Gather every line in the entries below that contains the string "нарушения", with case counting.
------------------------------
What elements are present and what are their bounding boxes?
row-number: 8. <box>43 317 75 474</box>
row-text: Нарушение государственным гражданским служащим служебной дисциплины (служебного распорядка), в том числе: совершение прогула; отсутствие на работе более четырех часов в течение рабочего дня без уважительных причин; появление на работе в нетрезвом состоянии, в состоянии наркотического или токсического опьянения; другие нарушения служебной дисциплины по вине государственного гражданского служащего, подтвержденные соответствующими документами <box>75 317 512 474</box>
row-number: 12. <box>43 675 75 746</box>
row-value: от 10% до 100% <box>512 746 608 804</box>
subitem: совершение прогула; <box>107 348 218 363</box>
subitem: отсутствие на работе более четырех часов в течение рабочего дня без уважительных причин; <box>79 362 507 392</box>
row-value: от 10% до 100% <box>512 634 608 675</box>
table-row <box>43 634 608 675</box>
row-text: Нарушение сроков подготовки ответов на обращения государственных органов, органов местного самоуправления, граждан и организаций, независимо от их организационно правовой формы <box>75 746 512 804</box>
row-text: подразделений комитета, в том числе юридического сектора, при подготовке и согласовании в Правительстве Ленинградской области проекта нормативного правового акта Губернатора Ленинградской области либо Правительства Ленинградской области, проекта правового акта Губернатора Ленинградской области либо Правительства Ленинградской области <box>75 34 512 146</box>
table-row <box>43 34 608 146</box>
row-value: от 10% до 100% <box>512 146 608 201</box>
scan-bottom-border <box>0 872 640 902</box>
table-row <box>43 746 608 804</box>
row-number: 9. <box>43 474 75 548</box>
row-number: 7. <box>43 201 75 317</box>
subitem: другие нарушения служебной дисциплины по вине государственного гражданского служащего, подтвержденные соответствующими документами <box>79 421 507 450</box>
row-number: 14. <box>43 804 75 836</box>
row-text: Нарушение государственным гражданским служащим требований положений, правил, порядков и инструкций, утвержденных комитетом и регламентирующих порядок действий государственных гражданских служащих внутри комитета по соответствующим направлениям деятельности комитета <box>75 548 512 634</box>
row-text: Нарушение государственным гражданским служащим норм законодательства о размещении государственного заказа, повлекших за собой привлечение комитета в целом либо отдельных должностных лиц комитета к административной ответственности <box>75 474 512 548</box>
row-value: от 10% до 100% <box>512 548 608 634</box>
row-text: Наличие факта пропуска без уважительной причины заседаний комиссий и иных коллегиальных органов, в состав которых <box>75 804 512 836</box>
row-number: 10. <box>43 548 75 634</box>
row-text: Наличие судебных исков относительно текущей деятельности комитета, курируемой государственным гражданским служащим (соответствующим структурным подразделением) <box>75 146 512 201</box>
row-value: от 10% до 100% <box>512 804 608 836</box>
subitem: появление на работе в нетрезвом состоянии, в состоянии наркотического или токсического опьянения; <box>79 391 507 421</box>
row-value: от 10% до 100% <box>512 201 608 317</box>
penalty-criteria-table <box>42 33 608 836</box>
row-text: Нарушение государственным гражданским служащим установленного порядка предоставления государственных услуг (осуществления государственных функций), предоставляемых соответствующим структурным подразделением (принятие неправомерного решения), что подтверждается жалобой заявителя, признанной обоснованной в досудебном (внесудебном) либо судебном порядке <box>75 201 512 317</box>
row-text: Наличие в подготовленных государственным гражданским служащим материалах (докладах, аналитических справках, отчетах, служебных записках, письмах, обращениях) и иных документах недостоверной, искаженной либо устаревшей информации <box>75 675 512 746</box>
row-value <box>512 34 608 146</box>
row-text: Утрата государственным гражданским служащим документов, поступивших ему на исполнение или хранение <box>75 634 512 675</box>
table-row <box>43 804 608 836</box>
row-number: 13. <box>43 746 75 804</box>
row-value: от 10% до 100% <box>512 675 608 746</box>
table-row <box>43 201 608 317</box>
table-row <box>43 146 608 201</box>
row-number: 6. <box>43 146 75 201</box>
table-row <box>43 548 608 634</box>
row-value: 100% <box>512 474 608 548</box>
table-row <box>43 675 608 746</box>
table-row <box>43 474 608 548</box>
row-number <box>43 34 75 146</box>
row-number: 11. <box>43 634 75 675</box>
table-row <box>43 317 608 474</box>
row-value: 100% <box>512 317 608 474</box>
------------------------------
#### [SOLUTION FOR THIS PROBLEM]
row-text: Нарушение государственным гражданским служащим служебной дисциплины (служебного распорядка), в том числе: совершение прогула; отсутствие на работе более четырех часов в течение рабочего дня без уважительных причин; появление на работе в нетрезвом состоянии, в состоянии наркотического или токсического опьянения; другие нарушения служебной дисциплины по вине государственного гражданского служащего, подтвержденные соответствующими документами <box>75 317 512 474</box>
subitem: другие нарушения служебной дисциплины по вине государственного гражданского служащего, подтвержденные соответствующими документами <box>79 421 507 450</box>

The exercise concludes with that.